SET TASK
Using the listing below, extract each line that has the word "image" in it.

MATERIAL FOR THIS TASK
* * *

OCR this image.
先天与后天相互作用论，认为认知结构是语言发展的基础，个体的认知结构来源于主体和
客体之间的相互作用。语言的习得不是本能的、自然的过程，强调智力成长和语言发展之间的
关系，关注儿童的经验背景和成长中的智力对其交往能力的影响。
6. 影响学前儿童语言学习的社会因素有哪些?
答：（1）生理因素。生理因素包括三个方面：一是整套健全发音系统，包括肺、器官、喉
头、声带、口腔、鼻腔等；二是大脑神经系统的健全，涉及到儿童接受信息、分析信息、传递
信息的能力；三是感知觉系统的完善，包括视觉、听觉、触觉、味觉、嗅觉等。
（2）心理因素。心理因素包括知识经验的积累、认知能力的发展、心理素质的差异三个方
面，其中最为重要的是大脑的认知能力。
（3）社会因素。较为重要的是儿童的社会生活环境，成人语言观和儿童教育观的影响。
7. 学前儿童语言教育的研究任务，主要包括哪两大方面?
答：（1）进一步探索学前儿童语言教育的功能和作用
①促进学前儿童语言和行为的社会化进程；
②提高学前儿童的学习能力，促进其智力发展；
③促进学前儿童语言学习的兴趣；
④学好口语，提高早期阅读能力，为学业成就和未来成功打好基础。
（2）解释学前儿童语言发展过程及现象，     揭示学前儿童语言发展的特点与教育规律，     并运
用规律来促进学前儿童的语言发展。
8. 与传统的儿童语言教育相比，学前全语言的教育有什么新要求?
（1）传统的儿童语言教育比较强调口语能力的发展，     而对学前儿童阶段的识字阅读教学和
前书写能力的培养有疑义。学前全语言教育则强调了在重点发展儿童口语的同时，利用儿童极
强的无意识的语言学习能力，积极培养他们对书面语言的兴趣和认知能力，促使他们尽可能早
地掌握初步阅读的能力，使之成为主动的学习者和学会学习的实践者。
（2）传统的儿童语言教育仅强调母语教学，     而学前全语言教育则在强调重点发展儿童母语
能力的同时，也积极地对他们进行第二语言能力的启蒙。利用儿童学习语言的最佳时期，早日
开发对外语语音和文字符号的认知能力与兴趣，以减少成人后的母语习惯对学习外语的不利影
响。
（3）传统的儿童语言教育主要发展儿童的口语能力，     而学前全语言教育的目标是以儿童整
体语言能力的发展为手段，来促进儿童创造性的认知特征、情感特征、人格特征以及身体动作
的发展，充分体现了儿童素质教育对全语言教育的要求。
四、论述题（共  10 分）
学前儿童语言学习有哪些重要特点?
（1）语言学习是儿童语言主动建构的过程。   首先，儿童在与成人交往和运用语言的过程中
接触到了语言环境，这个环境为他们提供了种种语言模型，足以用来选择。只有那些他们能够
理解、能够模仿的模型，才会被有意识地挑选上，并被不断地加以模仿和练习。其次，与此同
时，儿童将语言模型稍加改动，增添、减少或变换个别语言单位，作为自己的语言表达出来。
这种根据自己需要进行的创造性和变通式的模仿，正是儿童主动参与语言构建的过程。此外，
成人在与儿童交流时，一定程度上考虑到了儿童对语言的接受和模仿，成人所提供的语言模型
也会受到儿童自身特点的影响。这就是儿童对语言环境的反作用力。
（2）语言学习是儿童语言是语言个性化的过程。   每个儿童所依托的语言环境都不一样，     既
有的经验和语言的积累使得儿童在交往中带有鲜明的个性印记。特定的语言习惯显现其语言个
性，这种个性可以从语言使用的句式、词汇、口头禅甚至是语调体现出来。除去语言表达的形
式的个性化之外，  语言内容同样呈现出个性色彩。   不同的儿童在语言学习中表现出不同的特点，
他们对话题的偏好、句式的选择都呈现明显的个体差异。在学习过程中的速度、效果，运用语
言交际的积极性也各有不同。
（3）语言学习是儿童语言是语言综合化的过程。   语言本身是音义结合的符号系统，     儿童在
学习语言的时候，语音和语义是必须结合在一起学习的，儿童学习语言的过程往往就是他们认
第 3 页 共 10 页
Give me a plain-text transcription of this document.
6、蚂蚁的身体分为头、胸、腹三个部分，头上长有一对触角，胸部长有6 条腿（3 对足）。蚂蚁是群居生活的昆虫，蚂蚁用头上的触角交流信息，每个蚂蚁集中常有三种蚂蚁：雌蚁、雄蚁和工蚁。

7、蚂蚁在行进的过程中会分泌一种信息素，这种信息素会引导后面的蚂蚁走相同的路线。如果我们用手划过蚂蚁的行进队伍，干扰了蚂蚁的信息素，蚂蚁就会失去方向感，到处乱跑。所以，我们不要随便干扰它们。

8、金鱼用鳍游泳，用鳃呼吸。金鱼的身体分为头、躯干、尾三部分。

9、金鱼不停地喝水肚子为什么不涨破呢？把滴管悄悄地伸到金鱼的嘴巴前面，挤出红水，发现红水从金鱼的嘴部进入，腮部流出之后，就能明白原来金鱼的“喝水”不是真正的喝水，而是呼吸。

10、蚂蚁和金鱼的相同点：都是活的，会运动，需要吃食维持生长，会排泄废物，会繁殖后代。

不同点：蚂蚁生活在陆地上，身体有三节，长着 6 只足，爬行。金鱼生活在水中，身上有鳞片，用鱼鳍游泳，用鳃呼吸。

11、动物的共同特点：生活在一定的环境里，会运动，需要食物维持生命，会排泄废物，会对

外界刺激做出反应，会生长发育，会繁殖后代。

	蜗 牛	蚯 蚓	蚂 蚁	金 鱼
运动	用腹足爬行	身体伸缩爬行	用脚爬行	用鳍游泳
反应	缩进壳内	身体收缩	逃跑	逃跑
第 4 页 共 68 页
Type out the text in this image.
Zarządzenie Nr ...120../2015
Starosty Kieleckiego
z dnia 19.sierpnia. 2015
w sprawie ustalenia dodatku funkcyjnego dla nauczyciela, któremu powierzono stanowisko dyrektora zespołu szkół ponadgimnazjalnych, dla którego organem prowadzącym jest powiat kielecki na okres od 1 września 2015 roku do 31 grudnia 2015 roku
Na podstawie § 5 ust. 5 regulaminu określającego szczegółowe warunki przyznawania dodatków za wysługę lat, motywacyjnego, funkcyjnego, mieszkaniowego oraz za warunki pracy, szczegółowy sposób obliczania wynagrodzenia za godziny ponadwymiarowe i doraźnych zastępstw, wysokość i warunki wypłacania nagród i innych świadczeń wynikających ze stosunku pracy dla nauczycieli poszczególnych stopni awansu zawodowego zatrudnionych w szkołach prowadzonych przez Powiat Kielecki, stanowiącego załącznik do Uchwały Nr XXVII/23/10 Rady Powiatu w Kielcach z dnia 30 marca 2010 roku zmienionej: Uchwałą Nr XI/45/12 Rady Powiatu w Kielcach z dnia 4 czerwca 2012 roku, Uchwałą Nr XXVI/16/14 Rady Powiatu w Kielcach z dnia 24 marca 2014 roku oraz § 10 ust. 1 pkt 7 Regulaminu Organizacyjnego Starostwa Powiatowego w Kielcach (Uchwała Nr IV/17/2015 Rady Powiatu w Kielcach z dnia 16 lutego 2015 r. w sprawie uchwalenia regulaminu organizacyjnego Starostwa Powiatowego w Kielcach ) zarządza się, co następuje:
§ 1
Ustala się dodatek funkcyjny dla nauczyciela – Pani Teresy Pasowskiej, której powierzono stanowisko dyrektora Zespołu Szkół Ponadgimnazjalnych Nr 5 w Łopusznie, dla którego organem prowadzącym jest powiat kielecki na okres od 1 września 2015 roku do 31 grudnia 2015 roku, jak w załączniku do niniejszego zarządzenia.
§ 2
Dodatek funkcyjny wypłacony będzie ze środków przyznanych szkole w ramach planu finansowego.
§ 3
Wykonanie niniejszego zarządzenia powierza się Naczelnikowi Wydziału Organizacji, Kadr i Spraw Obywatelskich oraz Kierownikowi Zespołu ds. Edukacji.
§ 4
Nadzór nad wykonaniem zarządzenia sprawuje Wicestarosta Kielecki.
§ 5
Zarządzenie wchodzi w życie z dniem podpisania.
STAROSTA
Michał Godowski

* * *

OUTPUT BELOW
OCR this image.
Type out the text in this image.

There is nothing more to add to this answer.